Copy all of the material word for word, except for the pictures.

* _SUPPLIED DATA_
_ _ _

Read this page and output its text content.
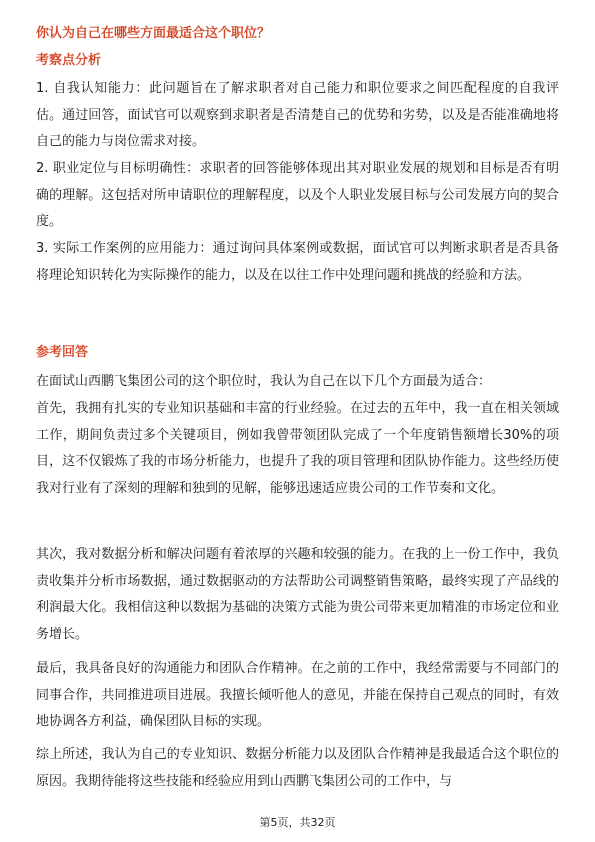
你认为自己在哪些方面最适合这个职位？
考察点分析
1. 自我认知能力：此问题旨在了解求职者对自己能力和职位要求之间匹配程度的自我评估。通过回答，面试官可以观察到求职者是否清楚自己的优势和劣势，以及是否能准确地将自己的能力与岗位需求对接。
2. 职业定位与目标明确性：求职者的回答能够体现出其对职业发展的规划和目标是否有明确的理解。这包括对所申请职位的理解程度，以及个人职业发展目标与公司发展方向的契合度。
3. 实际工作案例的应用能力：通过询问具体案例或数据，面试官可以判断求职者是否具备将理论知识转化为实际操作的能力，以及在以往工作中处理问题和挑战的经验和方法。
参考回答
在面试山西鹏飞集团公司的这个职位时，我认为自己在以下几个方面最为适合：
首先，我拥有扎实的专业知识基础和丰富的行业经验。在过去的五年中，我一直在相关领域工作，期间负责过多个关键项目，例如我曾带领团队完成了一个年度销售额增长30%的项目，这不仅锻炼了我的市场分析能力，也提升了我的项目管理和团队协作能力。这些经历使我对行业有了深刻的理解和独到的见解，能够迅速适应贵公司的工作节奏和文化。
其次，我对数据分析和解决问题有着浓厚的兴趣和较强的能力。在我的上一份工作中，我负责收集并分析市场数据，通过数据驱动的方法帮助公司调整销售策略，最终实现了产品线的利润最大化。我相信这种以数据为基础的决策方式能为贵公司带来更加精准的市场定位和业务增长。
最后，我具备良好的沟通能力和团队合作精神。在之前的工作中，我经常需要与不同部门的同事合作，共同推进项目进展。我擅长倾听他人的意见，并能在保持自己观点的同时，有效地协调各方利益，确保团队目标的实现。
综上所述，我认为自己的专业知识、数据分析能力以及团队合作精神是我最适合这个职位的原因。我期待能将这些技能和经验应用到山西鹏飞集团公司的工作中，与
第5页，共32页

_ _ _

* _REPLY_
Read this page and output its text content.
你认为自己在哪些方面最适合这个职位？
考察点分析
1. 自我认知能力：此问题旨在了解求职者对自己能力和职位要求之间匹配程度的自我评估。通过回答，面试官可以观察到求职者是否清楚自己的优势和劣势，以及是否能准确地将自己的能力与岗位需求对接。
2. 职业定位与目标明确性：求职者的回答能够体现出其对职业发展的规划和目标是否有明确的理解。这包括对所申请职位的理解程度，以及个人职业发展目标与公司发展方向的契合度。
3. 实际工作案例的应用能力：通过询问具体案例或数据，面试官可以判断求职者是否具备将理论知识转化为实际操作的能力，以及在以往工作中处理问题和挑战的经验和方法。
参考回答
在面试山西鹏飞集团公司的这个职位时，我认为自己在以下几个方面最为适合：
首先，我拥有扎实的专业知识基础和丰富的行业经验。在过去的五年中，我一直在相关领域工作，期间负责过多个关键项目，例如我曾带领团队完成了一个年度销售额增长30%的项目，这不仅锻炼了我的市场分析能力，也提升了我的项目管理和团队协作能力。这些经历使我对行业有了深刻的理解和独到的见解，能够迅速适应贵公司的工作节奏和文化。
其次，我对数据分析和解决问题有着浓厚的兴趣和较强的能力。在我的上一份工作中，我负责收集并分析市场数据，通过数据驱动的方法帮助公司调整销售策略，最终实现了产品线的利润最大化。我相信这种以数据为基础的决策方式能为贵公司带来更加精准的市场定位和业务增长。
最后，我具备良好的沟通能力和团队合作精神。在之前的工作中，我经常需要与不同部门的同事合作，共同推进项目进展。我擅长倾听他人的意见，并能在保持自己观点的同时，有效地协调各方利益，确保团队目标的实现。
综上所述，我认为自己的专业知识、数据分析能力以及团队合作精神是我最适合这个职位的原因。我期待能将这些技能和经验应用到山西鹏飞集团公司的工作中，与
第5页，共32页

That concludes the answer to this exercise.